Problem details
Extract every line of the material below and reproduce it faithfully.
— Begin Input records —
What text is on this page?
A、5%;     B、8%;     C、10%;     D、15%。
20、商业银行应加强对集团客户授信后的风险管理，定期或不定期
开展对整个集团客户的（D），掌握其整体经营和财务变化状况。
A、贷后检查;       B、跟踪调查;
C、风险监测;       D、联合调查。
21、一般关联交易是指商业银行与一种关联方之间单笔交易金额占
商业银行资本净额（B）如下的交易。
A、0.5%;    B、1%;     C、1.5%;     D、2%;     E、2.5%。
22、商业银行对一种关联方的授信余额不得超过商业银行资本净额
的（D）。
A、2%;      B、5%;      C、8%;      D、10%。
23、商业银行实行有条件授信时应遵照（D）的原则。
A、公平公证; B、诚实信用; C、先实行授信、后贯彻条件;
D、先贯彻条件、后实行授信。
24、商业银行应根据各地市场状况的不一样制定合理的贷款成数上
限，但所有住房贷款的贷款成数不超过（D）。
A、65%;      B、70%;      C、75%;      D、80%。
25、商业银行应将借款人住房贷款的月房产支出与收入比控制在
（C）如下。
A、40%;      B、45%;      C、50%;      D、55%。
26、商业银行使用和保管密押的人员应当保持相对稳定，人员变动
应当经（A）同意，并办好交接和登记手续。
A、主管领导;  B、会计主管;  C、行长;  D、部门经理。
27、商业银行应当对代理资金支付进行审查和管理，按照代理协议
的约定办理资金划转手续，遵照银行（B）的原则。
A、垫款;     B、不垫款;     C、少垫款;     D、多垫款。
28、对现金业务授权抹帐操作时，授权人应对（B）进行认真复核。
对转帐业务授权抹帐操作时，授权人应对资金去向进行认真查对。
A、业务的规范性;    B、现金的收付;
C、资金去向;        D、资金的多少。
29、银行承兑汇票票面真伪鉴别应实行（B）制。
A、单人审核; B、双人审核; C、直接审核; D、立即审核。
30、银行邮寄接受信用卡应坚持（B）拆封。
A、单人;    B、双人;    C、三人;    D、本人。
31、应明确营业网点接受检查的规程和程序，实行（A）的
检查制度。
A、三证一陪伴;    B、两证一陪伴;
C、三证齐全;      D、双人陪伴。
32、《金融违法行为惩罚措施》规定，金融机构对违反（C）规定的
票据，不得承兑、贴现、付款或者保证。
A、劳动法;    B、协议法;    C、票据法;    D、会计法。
— End Input records —
Written answer
What text is on this page?
A、5%;     B、8%;     C、10%;     D、15%。
20、商业银行应加强对集团客户授信后的风险管理，定期或不定期
开展对整个集团客户的（D），掌握其整体经营和财务变化状况。
A、贷后检查;       B、跟踪调查;
C、风险监测;       D、联合调查。
21、一般关联交易是指商业银行与一种关联方之间单笔交易金额占
商业银行资本净额（B）如下的交易。
A、0.5%;    B、1%;     C、1.5%;     D、2%;     E、2.5%。
22、商业银行对一种关联方的授信余额不得超过商业银行资本净额
的（D）。
A、2%;      B、5%;      C、8%;      D、10%。
23、商业银行实行有条件授信时应遵照（D）的原则。
A、公平公证; B、诚实信用; C、先实行授信、后贯彻条件;
D、先贯彻条件、后实行授信。
24、商业银行应根据各地市场状况的不一样制定合理的贷款成数上
限，但所有住房贷款的贷款成数不超过（D）。
A、65%;      B、70%;      C、75%;      D、80%。
25、商业银行应将借款人住房贷款的月房产支出与收入比控制在
（C）如下。
A、40%;      B、45%;      C、50%;      D、55%。
26、商业银行使用和保管密押的人员应当保持相对稳定，人员变动
应当经（A）同意，并办好交接和登记手续。
A、主管领导;  B、会计主管;  C、行长;  D、部门经理。
27、商业银行应当对代理资金支付进行审查和管理，按照代理协议
的约定办理资金划转手续，遵照银行（B）的原则。
A、垫款;     B、不垫款;     C、少垫款;     D、多垫款。
28、对现金业务授权抹帐操作时，授权人应对（B）进行认真复核。
对转帐业务授权抹帐操作时，授权人应对资金去向进行认真查对。
A、业务的规范性;    B、现金的收付;
C、资金去向;        D、资金的多少。
29、银行承兑汇票票面真伪鉴别应实行（B）制。
A、单人审核; B、双人审核; C、直接审核; D、立即审核。
30、银行邮寄接受信用卡应坚持（B）拆封。
A、单人;    B、双人;    C、三人;    D、本人。
31、应明确营业网点接受检查的规程和程序，实行（A）的
检查制度。
A、三证一陪伴;    B、两证一陪伴;
C、三证齐全;      D、双人陪伴。
32、《金融违法行为惩罚措施》规定，金融机构对违反（C）规定的
票据，不得承兑、贴现、付款或者保证。
A、劳动法;    B、协议法;    C、票据法;    D、会计法。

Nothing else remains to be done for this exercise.